Element location data:
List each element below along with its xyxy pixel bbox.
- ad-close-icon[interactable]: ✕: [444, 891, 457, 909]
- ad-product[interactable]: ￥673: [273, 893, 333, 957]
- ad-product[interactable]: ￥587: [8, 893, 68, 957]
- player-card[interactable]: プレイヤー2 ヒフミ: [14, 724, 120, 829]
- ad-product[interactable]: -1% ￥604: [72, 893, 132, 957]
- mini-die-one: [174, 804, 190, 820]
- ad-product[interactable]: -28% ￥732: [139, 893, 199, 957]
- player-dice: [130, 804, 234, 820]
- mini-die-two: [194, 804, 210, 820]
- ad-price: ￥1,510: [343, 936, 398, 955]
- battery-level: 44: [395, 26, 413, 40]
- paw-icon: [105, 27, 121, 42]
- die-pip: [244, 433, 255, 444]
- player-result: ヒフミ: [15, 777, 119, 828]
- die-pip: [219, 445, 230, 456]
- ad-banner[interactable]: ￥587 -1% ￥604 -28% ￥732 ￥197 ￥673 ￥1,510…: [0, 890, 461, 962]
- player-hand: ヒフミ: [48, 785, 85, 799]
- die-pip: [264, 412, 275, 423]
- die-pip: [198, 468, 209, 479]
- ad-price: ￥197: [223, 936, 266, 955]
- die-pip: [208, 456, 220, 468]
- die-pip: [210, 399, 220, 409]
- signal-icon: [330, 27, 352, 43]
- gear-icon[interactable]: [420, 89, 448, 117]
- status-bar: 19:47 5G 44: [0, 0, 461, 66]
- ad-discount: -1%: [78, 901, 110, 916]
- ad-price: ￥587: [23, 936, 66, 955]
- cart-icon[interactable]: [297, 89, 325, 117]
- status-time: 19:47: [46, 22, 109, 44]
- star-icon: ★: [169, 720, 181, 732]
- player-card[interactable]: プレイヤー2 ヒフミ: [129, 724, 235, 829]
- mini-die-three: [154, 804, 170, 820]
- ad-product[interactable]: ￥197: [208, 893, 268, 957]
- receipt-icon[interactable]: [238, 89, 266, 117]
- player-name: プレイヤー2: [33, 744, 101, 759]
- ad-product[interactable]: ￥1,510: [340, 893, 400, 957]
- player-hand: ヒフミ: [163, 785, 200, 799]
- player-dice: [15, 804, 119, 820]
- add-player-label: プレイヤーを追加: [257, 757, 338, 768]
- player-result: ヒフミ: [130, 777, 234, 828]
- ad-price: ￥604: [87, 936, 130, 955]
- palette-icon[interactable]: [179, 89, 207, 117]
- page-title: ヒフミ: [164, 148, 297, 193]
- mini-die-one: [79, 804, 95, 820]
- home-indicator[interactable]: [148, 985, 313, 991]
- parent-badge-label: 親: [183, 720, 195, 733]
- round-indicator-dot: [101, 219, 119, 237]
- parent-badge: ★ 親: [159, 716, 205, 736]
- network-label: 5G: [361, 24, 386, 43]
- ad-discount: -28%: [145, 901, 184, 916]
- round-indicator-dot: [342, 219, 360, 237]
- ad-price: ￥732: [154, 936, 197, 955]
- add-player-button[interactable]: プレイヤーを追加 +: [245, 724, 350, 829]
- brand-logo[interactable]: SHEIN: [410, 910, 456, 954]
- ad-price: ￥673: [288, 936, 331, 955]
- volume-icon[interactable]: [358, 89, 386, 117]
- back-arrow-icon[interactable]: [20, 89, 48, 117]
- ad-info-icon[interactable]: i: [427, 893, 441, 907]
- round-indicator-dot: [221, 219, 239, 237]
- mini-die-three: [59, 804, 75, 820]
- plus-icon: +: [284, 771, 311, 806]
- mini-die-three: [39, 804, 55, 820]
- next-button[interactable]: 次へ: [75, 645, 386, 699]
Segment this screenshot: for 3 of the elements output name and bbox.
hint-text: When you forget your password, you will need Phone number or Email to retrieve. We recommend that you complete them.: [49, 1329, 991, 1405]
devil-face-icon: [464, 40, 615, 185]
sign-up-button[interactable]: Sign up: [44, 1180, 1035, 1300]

▸ **Prompt**: Copy out every line of the records above, word for word and in the same order.

▸ **Output of the task**:
List each element below along with its xyxy pixel bbox.
- ad-close-icon[interactable]: ✕: [444, 891, 457, 909]
- ad-product[interactable]: ￥673: [273, 893, 333, 957]
- ad-product[interactable]: ￥587: [8, 893, 68, 957]
- player-card[interactable]: プレイヤー2 ヒフミ: [14, 724, 120, 829]
- ad-product[interactable]: -1% ￥604: [72, 893, 132, 957]
- mini-die-one: [174, 804, 190, 820]
- ad-product[interactable]: -28% ￥732: [139, 893, 199, 957]
- player-dice: [130, 804, 234, 820]
- mini-die-two: [194, 804, 210, 820]
- ad-price: ￥1,510: [343, 936, 398, 955]
- battery-level: 44: [395, 26, 413, 40]
- paw-icon: [105, 27, 121, 42]
- die-pip: [244, 433, 255, 444]
- player-result: ヒフミ: [15, 777, 119, 828]
- die-pip: [219, 445, 230, 456]
- ad-banner[interactable]: ￥587 -1% ￥604 -28% ￥732 ￥197 ￥673 ￥1,510…: [0, 890, 461, 962]
- player-hand: ヒフミ: [48, 785, 85, 799]
- die-pip: [264, 412, 275, 423]
- die-pip: [198, 468, 209, 479]
- ad-price: ￥197: [223, 936, 266, 955]
- die-pip: [208, 456, 220, 468]
- die-pip: [210, 399, 220, 409]
- signal-icon: [330, 27, 352, 43]
- gear-icon[interactable]: [420, 89, 448, 117]
- status-bar: 19:47 5G 44: [0, 0, 461, 66]
- ad-discount: -1%: [78, 901, 110, 916]
- ad-price: ￥587: [23, 936, 66, 955]
- cart-icon[interactable]: [297, 89, 325, 117]
- status-time: 19:47: [46, 22, 109, 44]
- star-icon: ★: [169, 720, 181, 732]
- player-card[interactable]: プレイヤー2 ヒフミ: [129, 724, 235, 829]
- mini-die-three: [154, 804, 170, 820]
- ad-product[interactable]: ￥197: [208, 893, 268, 957]
- receipt-icon[interactable]: [238, 89, 266, 117]
- player-name: プレイヤー2: [33, 744, 101, 759]
- ad-product[interactable]: ￥1,510: [340, 893, 400, 957]
- player-hand: ヒフミ: [163, 785, 200, 799]
- player-dice: [15, 804, 119, 820]
- add-player-label: プレイヤーを追加: [257, 757, 338, 768]
- player-result: ヒフミ: [130, 777, 234, 828]
- ad-price: ￥604: [87, 936, 130, 955]
- palette-icon[interactable]: [179, 89, 207, 117]
- page-title: ヒフミ: [164, 148, 297, 193]
- mini-die-one: [79, 804, 95, 820]
- home-indicator[interactable]: [148, 985, 313, 991]
- parent-badge-label: 親: [183, 720, 195, 733]
- round-indicator-dot: [101, 219, 119, 237]
- parent-badge: ★ 親: [159, 716, 205, 736]
- network-label: 5G: [361, 24, 386, 43]
- ad-discount: -28%: [145, 901, 184, 916]
- round-indicator-dot: [342, 219, 360, 237]
- ad-price: ￥732: [154, 936, 197, 955]
- add-player-button[interactable]: プレイヤーを追加 +: [245, 724, 350, 829]
- brand-logo[interactable]: SHEIN: [410, 910, 456, 954]
- ad-price: ￥673: [288, 936, 331, 955]
- volume-icon[interactable]: [358, 89, 386, 117]
- back-arrow-icon[interactable]: [20, 89, 48, 117]
- ad-info-icon[interactable]: i: [427, 893, 441, 907]
- round-indicator-dot: [221, 219, 239, 237]
- mini-die-three: [59, 804, 75, 820]
- plus-icon: +: [284, 771, 311, 806]
- mini-die-three: [39, 804, 55, 820]
- next-button[interactable]: 次へ: [75, 645, 386, 699]
Segment this screenshot: for 3 of the elements output name and bbox.
hint-text: When you forget your password, you will need Phone number or Email to retrieve. We recommend that you complete them.: [49, 1329, 991, 1405]
devil-face-icon: [464, 40, 615, 185]
sign-up-button[interactable]: Sign up: [44, 1180, 1035, 1300]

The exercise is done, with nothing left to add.